Problem to work on: Retype all of the data exactly as given.

Stored items from a collection:
┄┄┄┄┄┄┄┄┄┄┄┄┄┄┄┄┄┄┄┄

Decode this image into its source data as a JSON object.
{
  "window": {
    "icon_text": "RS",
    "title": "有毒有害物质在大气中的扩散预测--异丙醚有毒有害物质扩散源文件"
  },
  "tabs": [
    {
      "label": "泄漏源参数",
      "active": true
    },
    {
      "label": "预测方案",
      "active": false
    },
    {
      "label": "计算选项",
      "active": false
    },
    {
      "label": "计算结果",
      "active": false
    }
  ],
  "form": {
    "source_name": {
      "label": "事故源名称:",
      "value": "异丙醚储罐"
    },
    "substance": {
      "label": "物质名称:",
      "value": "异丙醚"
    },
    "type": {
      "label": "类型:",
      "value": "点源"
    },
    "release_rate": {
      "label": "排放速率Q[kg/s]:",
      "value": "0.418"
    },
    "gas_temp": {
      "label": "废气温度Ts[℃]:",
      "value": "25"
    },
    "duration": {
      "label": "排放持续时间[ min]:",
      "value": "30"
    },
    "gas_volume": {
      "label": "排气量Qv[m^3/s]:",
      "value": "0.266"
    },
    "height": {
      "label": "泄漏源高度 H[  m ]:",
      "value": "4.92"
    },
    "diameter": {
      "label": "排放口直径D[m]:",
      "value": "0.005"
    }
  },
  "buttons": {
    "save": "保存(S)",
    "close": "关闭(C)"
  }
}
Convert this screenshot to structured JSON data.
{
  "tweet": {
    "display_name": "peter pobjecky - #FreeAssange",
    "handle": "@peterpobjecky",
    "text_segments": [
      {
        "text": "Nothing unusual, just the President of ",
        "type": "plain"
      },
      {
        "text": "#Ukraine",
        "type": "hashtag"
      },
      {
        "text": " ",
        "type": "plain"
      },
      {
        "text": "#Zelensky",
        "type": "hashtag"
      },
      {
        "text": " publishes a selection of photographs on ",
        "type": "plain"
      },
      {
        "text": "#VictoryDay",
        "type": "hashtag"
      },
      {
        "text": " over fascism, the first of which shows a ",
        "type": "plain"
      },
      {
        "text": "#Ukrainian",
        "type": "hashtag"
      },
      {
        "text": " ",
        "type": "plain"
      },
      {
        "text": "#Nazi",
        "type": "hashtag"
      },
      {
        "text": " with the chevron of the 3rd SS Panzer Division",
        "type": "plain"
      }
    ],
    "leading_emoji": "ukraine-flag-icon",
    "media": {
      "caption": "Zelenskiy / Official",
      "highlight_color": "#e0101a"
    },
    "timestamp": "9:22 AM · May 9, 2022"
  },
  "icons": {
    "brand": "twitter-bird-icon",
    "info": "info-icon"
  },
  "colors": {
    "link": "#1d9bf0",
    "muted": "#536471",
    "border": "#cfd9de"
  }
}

┄┄┄┄┄┄┄┄┄┄┄┄┄┄┄┄┄┄┄┄

Exercise answer:
Decode this image into its source data as a JSON object.
{
  "window": {
    "icon_text": "RS",
    "title": "有毒有害物质在大气中的扩散预测--异丙醚有毒有害物质扩散源文件"
  },
  "tabs": [
    {
      "label": "泄漏源参数",
      "active": true
    },
    {
      "label": "预测方案",
      "active": false
    },
    {
      "label": "计算选项",
      "active": false
    },
    {
      "label": "计算结果",
      "active": false
    }
  ],
  "form": {
    "source_name": {
      "label": "事故源名称:",
      "value": "异丙醚储罐"
    },
    "substance": {
      "label": "物质名称:",
      "value": "异丙醚"
    },
    "type": {
      "label": "类型:",
      "value": "点源"
    },
    "release_rate": {
      "label": "排放速率Q[kg/s]:",
      "value": "0.418"
    },
    "gas_temp": {
      "label": "废气温度Ts[℃]:",
      "value": "25"
    },
    "duration": {
      "label": "排放持续时间[ min]:",
      "value": "30"
    },
    "gas_volume": {
      "label": "排气量Qv[m^3/s]:",
      "value": "0.266"
    },
    "height": {
      "label": "泄漏源高度 H[  m ]:",
      "value": "4.92"
    },
    "diameter": {
      "label": "排放口直径D[m]:",
      "value": "0.005"
    }
  },
  "buttons": {
    "save": "保存(S)",
    "close": "关闭(C)"
  }
}
Convert this screenshot to structured JSON data.
{
  "tweet": {
    "display_name": "peter pobjecky - #FreeAssange",
    "handle": "@peterpobjecky",
    "text_segments": [
      {
        "text": "Nothing unusual, just the President of ",
        "type": "plain"
      },
      {
        "text": "#Ukraine",
        "type": "hashtag"
      },
      {
        "text": " ",
        "type": "plain"
      },
      {
        "text": "#Zelensky",
        "type": "hashtag"
      },
      {
        "text": " publishes a selection of photographs on ",
        "type": "plain"
      },
      {
        "text": "#VictoryDay",
        "type": "hashtag"
      },
      {
        "text": " over fascism, the first of which shows a ",
        "type": "plain"
      },
      {
        "text": "#Ukrainian",
        "type": "hashtag"
      },
      {
        "text": " ",
        "type": "plain"
      },
      {
        "text": "#Nazi",
        "type": "hashtag"
      },
      {
        "text": " with the chevron of the 3rd SS Panzer Division",
        "type": "plain"
      }
    ],
    "leading_emoji": "ukraine-flag-icon",
    "media": {
      "caption": "Zelenskiy / Official",
      "highlight_color": "#e0101a"
    },
    "timestamp": "9:22 AM · May 9, 2022"
  },
  "icons": {
    "brand": "twitter-bird-icon",
    "info": "info-icon"
  },
  "colors": {
    "link": "#1d9bf0",
    "muted": "#536471",
    "border": "#cfd9de"
  }
}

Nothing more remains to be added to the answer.